(Page records with their text)
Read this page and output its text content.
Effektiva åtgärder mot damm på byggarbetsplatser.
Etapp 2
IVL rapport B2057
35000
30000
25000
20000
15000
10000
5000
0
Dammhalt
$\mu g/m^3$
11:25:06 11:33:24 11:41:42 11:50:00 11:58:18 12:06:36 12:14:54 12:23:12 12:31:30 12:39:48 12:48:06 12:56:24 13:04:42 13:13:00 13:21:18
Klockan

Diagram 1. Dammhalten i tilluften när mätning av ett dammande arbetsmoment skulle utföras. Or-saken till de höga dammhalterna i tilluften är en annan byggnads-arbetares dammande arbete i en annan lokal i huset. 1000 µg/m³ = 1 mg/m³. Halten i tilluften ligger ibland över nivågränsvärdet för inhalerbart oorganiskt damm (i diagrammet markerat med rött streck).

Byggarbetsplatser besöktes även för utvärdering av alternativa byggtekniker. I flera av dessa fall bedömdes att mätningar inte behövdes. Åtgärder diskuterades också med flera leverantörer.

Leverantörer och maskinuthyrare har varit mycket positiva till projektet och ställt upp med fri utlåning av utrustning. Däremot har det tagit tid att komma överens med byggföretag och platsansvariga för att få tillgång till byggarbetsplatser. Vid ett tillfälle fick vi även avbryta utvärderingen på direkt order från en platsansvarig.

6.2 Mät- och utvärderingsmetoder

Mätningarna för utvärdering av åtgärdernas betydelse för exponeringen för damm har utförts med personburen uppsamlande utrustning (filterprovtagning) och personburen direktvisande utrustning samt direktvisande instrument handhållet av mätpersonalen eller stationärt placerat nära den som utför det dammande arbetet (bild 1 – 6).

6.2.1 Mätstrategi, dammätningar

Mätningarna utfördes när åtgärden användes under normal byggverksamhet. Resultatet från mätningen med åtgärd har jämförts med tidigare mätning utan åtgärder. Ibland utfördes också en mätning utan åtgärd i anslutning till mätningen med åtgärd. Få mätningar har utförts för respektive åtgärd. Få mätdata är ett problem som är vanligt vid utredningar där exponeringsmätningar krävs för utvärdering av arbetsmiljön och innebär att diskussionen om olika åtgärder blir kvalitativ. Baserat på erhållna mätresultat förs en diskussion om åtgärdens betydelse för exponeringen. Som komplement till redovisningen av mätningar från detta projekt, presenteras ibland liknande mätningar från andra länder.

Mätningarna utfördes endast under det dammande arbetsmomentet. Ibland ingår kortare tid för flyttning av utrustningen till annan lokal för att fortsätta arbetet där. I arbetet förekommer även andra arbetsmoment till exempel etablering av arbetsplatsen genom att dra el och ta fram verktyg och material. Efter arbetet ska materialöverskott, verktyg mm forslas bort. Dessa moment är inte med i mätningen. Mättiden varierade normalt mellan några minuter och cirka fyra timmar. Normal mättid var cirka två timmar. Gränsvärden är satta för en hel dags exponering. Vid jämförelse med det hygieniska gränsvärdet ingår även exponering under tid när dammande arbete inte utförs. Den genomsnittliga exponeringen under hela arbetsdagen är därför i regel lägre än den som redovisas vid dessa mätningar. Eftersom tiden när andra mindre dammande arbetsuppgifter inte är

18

* REQUIRED WORK *
Exactly how many lines in the data above contain the word "också"? Respond with the number and nothing more.

* EXERCISE RESULT *
2